Task brief - Whenever a line below holds the word "diabetes", copy that line.

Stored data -
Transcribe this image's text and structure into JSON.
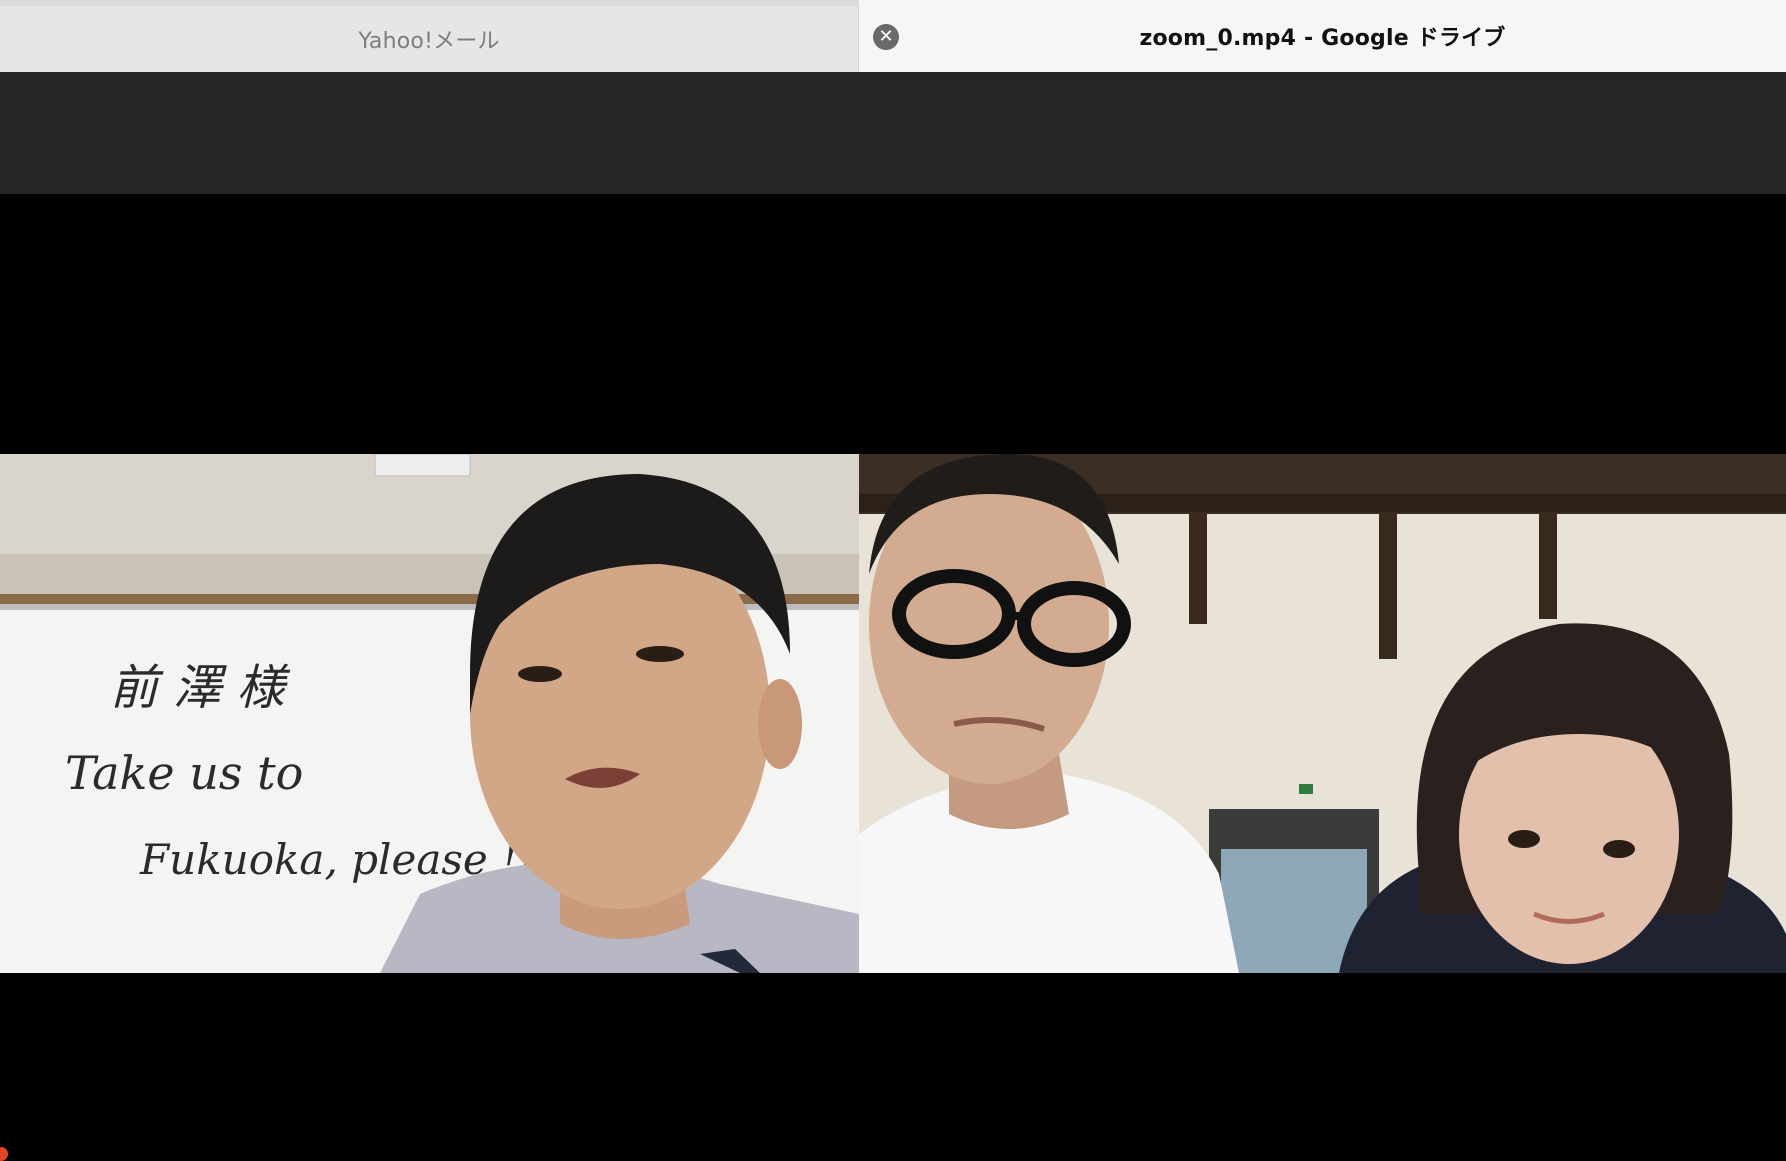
{
  "tabs": [
    {
      "label": "Yahoo!メール",
      "active": false
    },
    {
      "label": "zoom_0.mp4 - Google ドライブ",
      "active": true
    }
  ],
  "close_icon": "close-circle-icon",
  "whiteboard": {
    "line1": "前 澤 様",
    "line2": "Take us to",
    "line3": "Fukuoka, please !!"
  },
  "colors": {
    "tab_active_bg": "#f6f6f6",
    "tab_inactive_bg": "#e6e6e6",
    "top_strip": "#262626",
    "player_bg": "#000000"
  }
}
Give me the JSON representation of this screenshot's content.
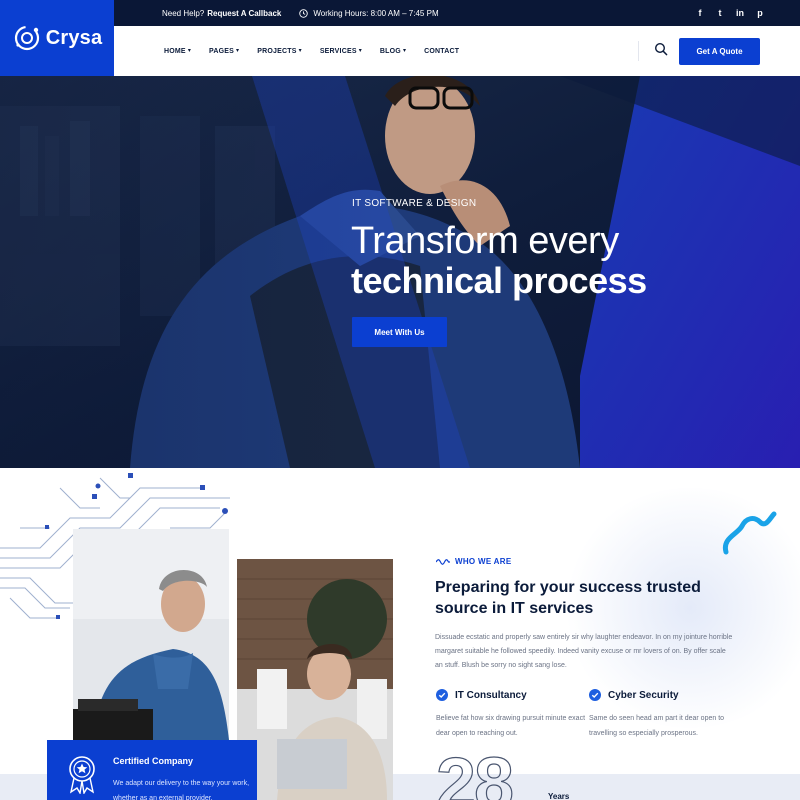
{
  "brand": {
    "name": "Crysa",
    "accent": "#0b3fd1",
    "dark": "#0a1736"
  },
  "topbar": {
    "help_prefix": "Need Help?",
    "help_link": "Request A Callback",
    "hours": "Working Hours: 8:00 AM – 7:45 PM",
    "social": [
      "f",
      "t",
      "in",
      "p"
    ],
    "social_icons": [
      "facebook-icon",
      "twitter-icon",
      "linkedin-icon",
      "pinterest-icon"
    ]
  },
  "nav": {
    "items": [
      {
        "label": "HOME",
        "has_dropdown": true
      },
      {
        "label": "PAGES",
        "has_dropdown": true
      },
      {
        "label": "PROJECTS",
        "has_dropdown": true
      },
      {
        "label": "SERVICES",
        "has_dropdown": true
      },
      {
        "label": "BLOG",
        "has_dropdown": true
      },
      {
        "label": "CONTACT",
        "has_dropdown": false
      }
    ],
    "quote_label": "Get A Quote"
  },
  "hero": {
    "eyebrow": "IT SOFTWARE & DESIGN",
    "title_light": "Transform every",
    "title_bold": "technical process",
    "cta": "Meet With Us"
  },
  "about": {
    "label": "WHO WE ARE",
    "title": "Preparing for your success trusted source in IT services",
    "description": "Dissuade ecstatic and properly saw entirely sir why laughter endeavor. In on my jointure horrible margaret suitable he followed speedily. Indeed vanity excuse or mr lovers of on. By offer scale an stuff. Blush be sorry no sight sang lose.",
    "features": [
      {
        "title": "IT Consultancy",
        "text": "Believe fat how six drawing pursuit minute exact dear open to reaching out."
      },
      {
        "title": "Cyber Security",
        "text": "Same do seen head am part it dear open to travelling so especially prosperous."
      }
    ],
    "certified": {
      "title": "Certified Company",
      "text": "We adapt our delivery to the way your work, whether as an external provider."
    },
    "years_number": "28",
    "years_label": "Years"
  }
}
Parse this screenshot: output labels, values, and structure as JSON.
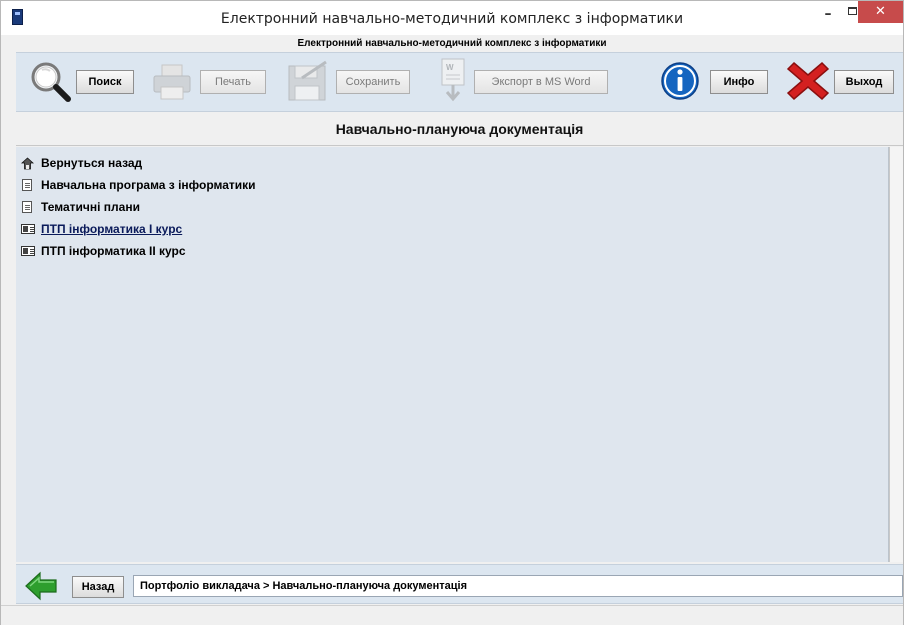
{
  "window": {
    "title": "Електронний навчально-методичний комплекс з інформатики",
    "min_glyph": "–",
    "close_glyph": "✕"
  },
  "app": {
    "subtitle": "Електронний навчально-методичний комплекс з інформатики"
  },
  "toolbar": {
    "search": {
      "label": "Поиск",
      "icon": "magnifier-icon",
      "enabled": true
    },
    "print": {
      "label": "Печать",
      "icon": "printer-icon",
      "enabled": false
    },
    "save": {
      "label": "Сохранить",
      "icon": "floppy-disk-icon",
      "enabled": false
    },
    "export": {
      "label": "Экспорт в MS Word",
      "icon": "word-document-icon",
      "enabled": false
    },
    "info": {
      "label": "Инфо",
      "icon": "info-icon",
      "enabled": true
    },
    "exit": {
      "label": "Выход",
      "icon": "red-x-icon",
      "enabled": true
    }
  },
  "section": {
    "title": "Навчально-плануюча документація"
  },
  "list": {
    "items": [
      {
        "label": "Вернуться назад",
        "icon": "up-folder-icon",
        "link": false
      },
      {
        "label": "Навчальна програма з інформатики",
        "icon": "document-icon",
        "link": false
      },
      {
        "label": "Тематичні плани",
        "icon": "document-icon",
        "link": false
      },
      {
        "label": "ПТП інформатика І курс",
        "icon": "presentation-icon",
        "link": true
      },
      {
        "label": "ПТП інформатика ІІ курс",
        "icon": "presentation-icon",
        "link": false
      }
    ]
  },
  "footer": {
    "back_label": "Назад",
    "back_icon": "green-left-arrow-icon",
    "breadcrumb": "Портфоліо викладача  >  Навчально-плануюча документація"
  },
  "colors": {
    "panel_bg": "#dfe6ee",
    "toolbar_bg": "#dce6f0",
    "close_red": "#c74b4b",
    "info_blue": "#1565c0",
    "back_green": "#2e9e2e"
  }
}
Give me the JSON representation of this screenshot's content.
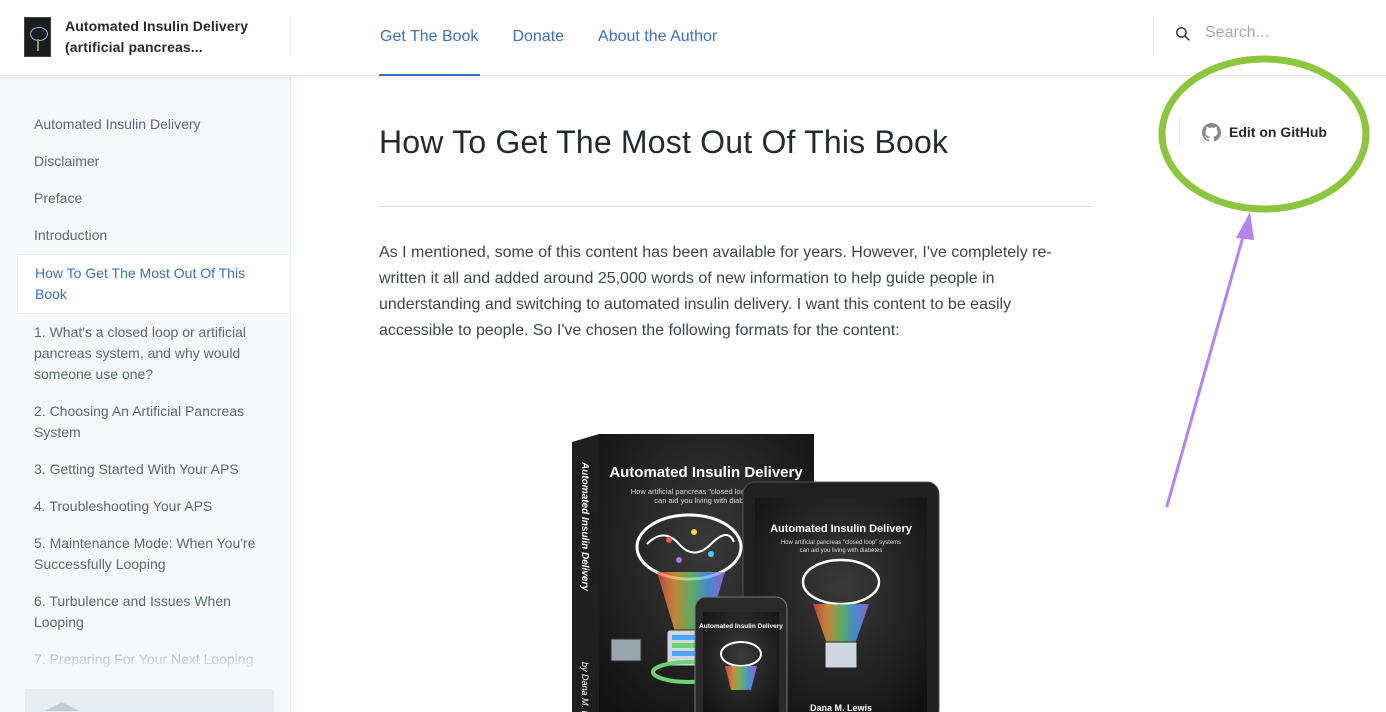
{
  "header": {
    "brand_title": "Automated Insulin Delivery (artificial pancreas...",
    "nav": [
      {
        "label": "Get The Book",
        "active": true
      },
      {
        "label": "Donate",
        "active": false
      },
      {
        "label": "About the Author",
        "active": false
      }
    ],
    "search_placeholder": "Search..."
  },
  "sidebar": {
    "items": [
      {
        "label": "Automated Insulin Delivery"
      },
      {
        "label": "Disclaimer"
      },
      {
        "label": "Preface"
      },
      {
        "label": "Introduction"
      },
      {
        "label": "How To Get The Most Out Of This Book",
        "active": true
      },
      {
        "label": "1. What's a closed loop or artificial pancreas system, and why would someone use one?"
      },
      {
        "label": "2. Choosing An Artificial Pancreas System"
      },
      {
        "label": "3. Getting Started With Your APS"
      },
      {
        "label": "4. Troubleshooting Your APS"
      },
      {
        "label": "5. Maintenance Mode: When You're Successfully Looping"
      },
      {
        "label": "6. Turbulence and Issues When Looping"
      },
      {
        "label": "7. Preparing For Your Next Looping"
      }
    ]
  },
  "main": {
    "title": "How To Get The Most Out Of This Book",
    "intro": "As I mentioned, some of this content has been available for years. However, I've completely re-written it all and added around 25,000 words of new information to help guide people in understanding and switching to automated insulin delivery. I want this content to be easily accessible to people. So I've chosen the following formats for the content:",
    "image": {
      "print_title": "Automated Insulin Delivery",
      "print_subtitle_line1": "How artificial pancreas \"closed loop\" systems",
      "print_subtitle_line2": "can aid you living with diabetes",
      "spine": "Automated Insulin Delivery",
      "spine_author": "by Dana M. L",
      "tablet_title": "Automated Insulin Delivery",
      "tablet_subtitle_line1": "How artificial pancreas \"closed loop\" systems",
      "tablet_subtitle_line2": "can aid you living with diabetes",
      "phone_title": "Automated Insulin Delivery",
      "author": "Dana M. Lewis"
    }
  },
  "edit_github_label": "Edit on GitHub",
  "colors": {
    "accent": "#3a6fc2",
    "annotation_circle": "#8cc63f",
    "annotation_arrow": "#b483ee"
  }
}
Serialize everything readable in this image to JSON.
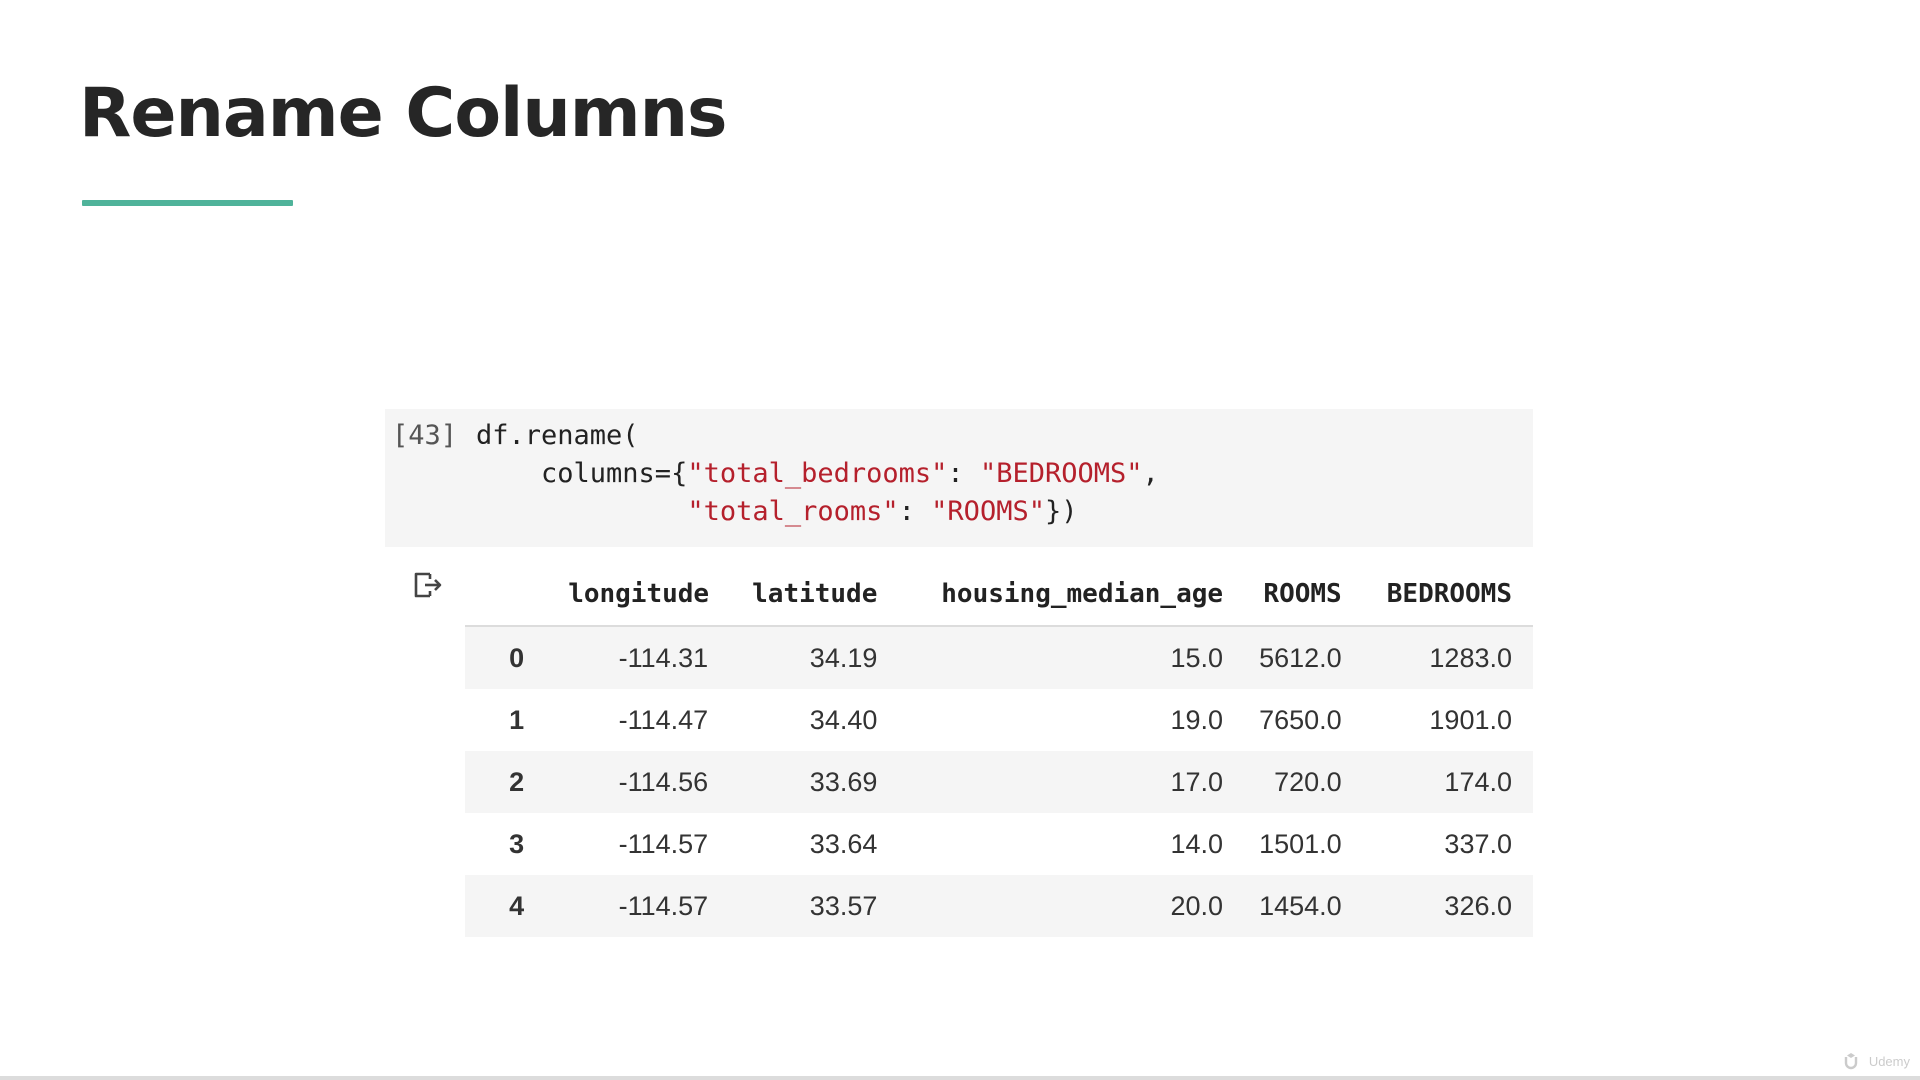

Written answer -
      "print_subtitle_line2": "can aid you living with diabetes",
      "tablet_subtitle_line2": "can aid you living with diabetes",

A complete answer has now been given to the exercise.